* What the task asks
Look through the data below. Collect every line where the word "субсидии" occurs.
##### Records to use
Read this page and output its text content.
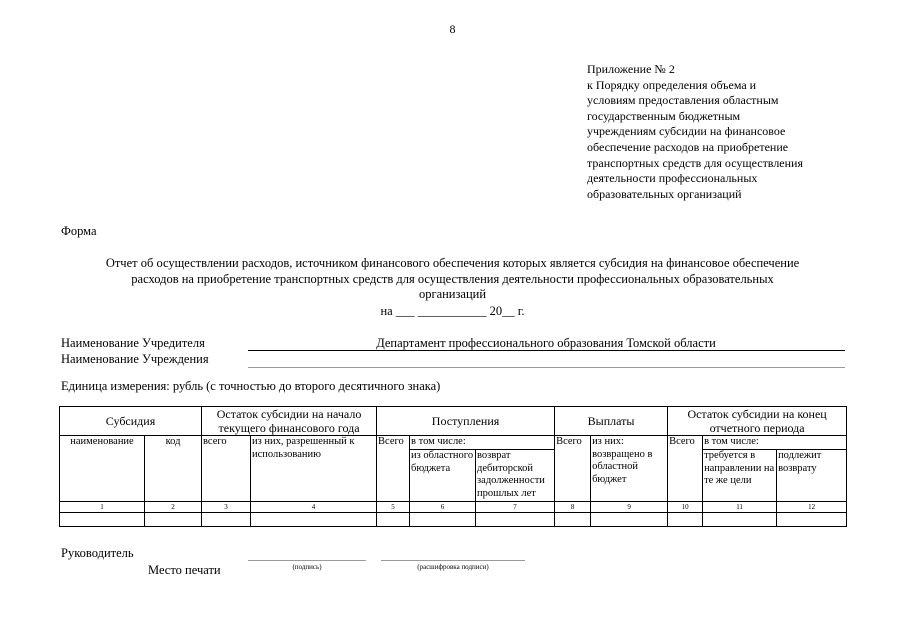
8
Приложение № 2
к Порядку определения объема и
условиям предоставления областным
государственным бюджетным
учреждениям субсидии на финансовое
обеспечение расходов на приобретение
транспортных средств для осуществления
деятельности профессиональных
образовательных организаций
Форма
Отчет об осуществлении расходов, источником финансового обеспечения которых является субсидия на финансовое обеспечение
расходов на приобретение транспортных средств для осуществления деятельности профессиональных образовательных
организаций
на ___ ___________ 20__ г.
Наименование Учредителя	Департамент профессионального образования Томской области
Наименование Учреждения
Единица измерения: рубль (с точностью до второго десятичного знака)
Субсидия		Остаток субсидии на начало текущего финансового года		Поступления			Выплаты		Остаток субсидии на конец отчетного периода		
наименование	код	всего	из них, разрешенный к использованию	Всего	в том числе:		Всего	из них: возвращено в областной бюджет	Всего	в том числе:	
					из областного бюджета	возврат дебиторской задолженности прошлых лет				требуется в направлении на те же цели	подлежит возврату
1	2	3	4	5	6	7	8	9	10	11	12

Руководитель
Место печати	(подпись)	(расшифровка подписи)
##########
* Output
учреждениям субсидии на финансовое
Субсидия		Остаток субсидии на начало текущего финансового года		Поступления			Выплаты		Остаток субсидии на конец отчетного периода		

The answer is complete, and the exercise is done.